[Exercise description]: Leave out the pictures and repeat everything else in the records exactly.

(Stored items)
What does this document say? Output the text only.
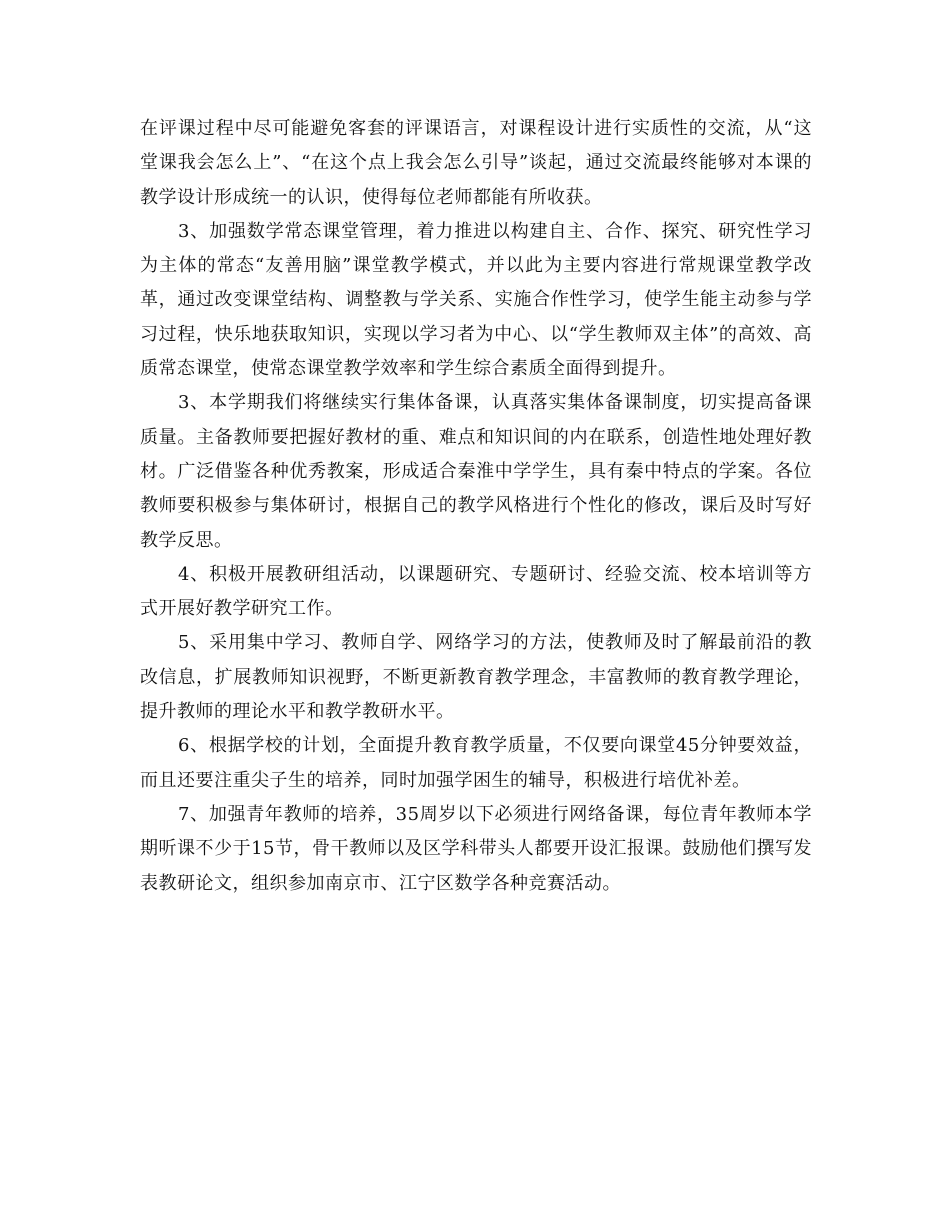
在评课过程中尽可能避免客套的评课语言，对课程设计进行实质性的交流，从“这堂课我会怎么上”、“在这个点上我会怎么引导”谈起，通过交流最终能够对本课的教学设计形成统一的认识，使得每位老师都能有所收获。

3、加强数学常态课堂管理，着力推进以构建自主、合作、探究、研究性学习为主体的常态“友善用脑”课堂教学模式，并以此为主要内容进行常规课堂教学改革，通过改变课堂结构、调整教与学关系、实施合作性学习，使学生能主动参与学习过程，快乐地获取知识，实现以学习者为中心、以“学生教师双主体”的高效、高质常态课堂，使常态课堂教学效率和学生综合素质全面得到提升。

3、本学期我们将继续实行集体备课，认真落实集体备课制度，切实提高备课质量。主备教师要把握好教材的重、难点和知识间的内在联系，创造性地处理好教材。广泛借鉴各种优秀教案，形成适合秦淮中学学生，具有秦中特点的学案。各位教师要积极参与集体研讨，根据自己的教学风格进行个性化的修改，课后及时写好教学反思。

4、积极开展教研组活动，以课题研究、专题研讨、经验交流、校本培训等方式开展好教学研究工作。

5、采用集中学习、教师自学、网络学习的方法，使教师及时了解最前沿的教改信息，扩展教师知识视野，不断更新教育教学理念，丰富教师的教育教学理论，提升教师的理论水平和教学教研水平。

6、根据学校的计划，全面提升教育教学质量，不仅要向课堂45分钟要效益，而且还要注重尖子生的培养，同时加强学困生的辅导，积极进行培优补差。

7、加强青年教师的培养，35周岁以下必须进行网络备课，每位青年教师本学期听课不少于15节，骨干教师以及区学科带头人都要开设汇报课。鼓励他们撰写发表教研论文，组织参加南京市、江宁区数学各种竞赛活动。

[Reply]:
What does this document say? Output the text only.
在评课过程中尽可能避免客套的评课语言，对课程设计进行实质性的交流，从“这堂课我会怎么上”、“在这个点上我会怎么引导”谈起，通过交流最终能够对本课的教学设计形成统一的认识，使得每位老师都能有所收获。

3、加强数学常态课堂管理，着力推进以构建自主、合作、探究、研究性学习为主体的常态“友善用脑”课堂教学模式，并以此为主要内容进行常规课堂教学改革，通过改变课堂结构、调整教与学关系、实施合作性学习，使学生能主动参与学习过程，快乐地获取知识，实现以学习者为中心、以“学生教师双主体”的高效、高质常态课堂，使常态课堂教学效率和学生综合素质全面得到提升。

3、本学期我们将继续实行集体备课，认真落实集体备课制度，切实提高备课质量。主备教师要把握好教材的重、难点和知识间的内在联系，创造性地处理好教材。广泛借鉴各种优秀教案，形成适合秦淮中学学生，具有秦中特点的学案。各位教师要积极参与集体研讨，根据自己的教学风格进行个性化的修改，课后及时写好教学反思。

4、积极开展教研组活动，以课题研究、专题研讨、经验交流、校本培训等方式开展好教学研究工作。

5、采用集中学习、教师自学、网络学习的方法，使教师及时了解最前沿的教改信息，扩展教师知识视野，不断更新教育教学理念，丰富教师的教育教学理论，提升教师的理论水平和教学教研水平。

6、根据学校的计划，全面提升教育教学质量，不仅要向课堂45分钟要效益，而且还要注重尖子生的培养，同时加强学困生的辅导，积极进行培优补差。

7、加强青年教师的培养，35周岁以下必须进行网络备课，每位青年教师本学期听课不少于15节，骨干教师以及区学科带头人都要开设汇报课。鼓励他们撰写发表教研论文，组织参加南京市、江宁区数学各种竞赛活动。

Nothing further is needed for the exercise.